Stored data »
— Start —
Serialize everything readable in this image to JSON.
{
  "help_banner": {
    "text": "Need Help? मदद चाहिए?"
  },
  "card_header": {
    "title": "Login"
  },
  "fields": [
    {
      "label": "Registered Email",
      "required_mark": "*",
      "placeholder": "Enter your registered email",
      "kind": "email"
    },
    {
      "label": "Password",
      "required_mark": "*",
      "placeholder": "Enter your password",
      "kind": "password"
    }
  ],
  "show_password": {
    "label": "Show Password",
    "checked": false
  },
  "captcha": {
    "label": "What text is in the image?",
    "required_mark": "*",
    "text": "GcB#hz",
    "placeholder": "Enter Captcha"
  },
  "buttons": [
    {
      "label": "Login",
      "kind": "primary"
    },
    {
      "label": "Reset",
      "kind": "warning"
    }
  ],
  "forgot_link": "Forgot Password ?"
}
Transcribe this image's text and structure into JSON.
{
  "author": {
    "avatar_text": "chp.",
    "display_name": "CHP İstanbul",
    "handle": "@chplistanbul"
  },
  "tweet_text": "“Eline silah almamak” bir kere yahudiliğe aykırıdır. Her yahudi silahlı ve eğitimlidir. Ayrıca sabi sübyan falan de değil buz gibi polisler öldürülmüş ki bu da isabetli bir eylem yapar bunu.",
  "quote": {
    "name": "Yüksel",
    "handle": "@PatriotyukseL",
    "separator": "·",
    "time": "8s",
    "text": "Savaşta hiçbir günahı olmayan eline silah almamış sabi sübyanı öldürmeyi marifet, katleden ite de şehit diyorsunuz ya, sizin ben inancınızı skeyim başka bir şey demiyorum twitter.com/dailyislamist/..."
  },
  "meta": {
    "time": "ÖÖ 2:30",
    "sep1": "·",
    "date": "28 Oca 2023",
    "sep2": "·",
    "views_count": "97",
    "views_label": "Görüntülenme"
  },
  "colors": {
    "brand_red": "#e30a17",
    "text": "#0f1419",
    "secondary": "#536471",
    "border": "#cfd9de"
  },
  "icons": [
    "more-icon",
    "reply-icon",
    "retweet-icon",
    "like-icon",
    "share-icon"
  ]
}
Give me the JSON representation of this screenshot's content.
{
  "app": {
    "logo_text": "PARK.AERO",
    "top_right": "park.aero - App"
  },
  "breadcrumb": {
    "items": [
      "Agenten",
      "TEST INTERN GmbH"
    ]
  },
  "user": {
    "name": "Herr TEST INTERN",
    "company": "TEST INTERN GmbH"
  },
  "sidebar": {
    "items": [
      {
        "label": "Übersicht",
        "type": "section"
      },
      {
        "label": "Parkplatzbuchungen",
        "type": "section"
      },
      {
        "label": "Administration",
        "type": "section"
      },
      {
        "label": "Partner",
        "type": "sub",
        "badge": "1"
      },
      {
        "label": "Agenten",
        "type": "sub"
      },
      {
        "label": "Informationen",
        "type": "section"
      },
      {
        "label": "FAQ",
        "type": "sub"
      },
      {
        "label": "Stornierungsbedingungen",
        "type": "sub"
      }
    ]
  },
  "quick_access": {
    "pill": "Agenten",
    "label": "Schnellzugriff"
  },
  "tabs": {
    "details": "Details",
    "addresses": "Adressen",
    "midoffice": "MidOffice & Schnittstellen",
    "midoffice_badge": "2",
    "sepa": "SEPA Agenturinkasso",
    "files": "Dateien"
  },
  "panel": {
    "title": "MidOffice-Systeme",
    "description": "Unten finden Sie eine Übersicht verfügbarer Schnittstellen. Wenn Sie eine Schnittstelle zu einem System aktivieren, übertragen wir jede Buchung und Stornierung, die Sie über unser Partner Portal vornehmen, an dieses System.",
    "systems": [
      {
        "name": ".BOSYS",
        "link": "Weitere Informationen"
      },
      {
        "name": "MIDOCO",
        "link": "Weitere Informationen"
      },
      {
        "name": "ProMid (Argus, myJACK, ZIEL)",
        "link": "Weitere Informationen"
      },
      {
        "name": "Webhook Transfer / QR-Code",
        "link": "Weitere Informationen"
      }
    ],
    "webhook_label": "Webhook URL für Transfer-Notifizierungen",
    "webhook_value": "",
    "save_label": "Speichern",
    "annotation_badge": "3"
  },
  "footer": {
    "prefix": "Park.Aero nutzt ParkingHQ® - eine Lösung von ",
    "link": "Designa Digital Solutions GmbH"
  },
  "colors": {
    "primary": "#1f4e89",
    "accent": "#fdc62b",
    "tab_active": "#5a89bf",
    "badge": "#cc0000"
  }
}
— End —
Report every line in the data above in which the word "silah" appears.

  "tweet_text": "“Eline silah almamak” bir kere yahudiliğe aykırıdır. Her yahudi silahlı ve eğitimlidir. Ayrıca sabi sübyan falan de değil buz gibi polisler öldürülmüş ki bu da isabetli bir eylem yapar bunu.",
    "text": "Savaşta hiçbir günahı olmayan eline silah almamış sabi sübyanı öldürmeyi marifet, katleden ite de şehit diyorsunuz ya, sizin ben inancınızı skeyim başka bir şey demiyorum twitter.com/dailyislamist/..."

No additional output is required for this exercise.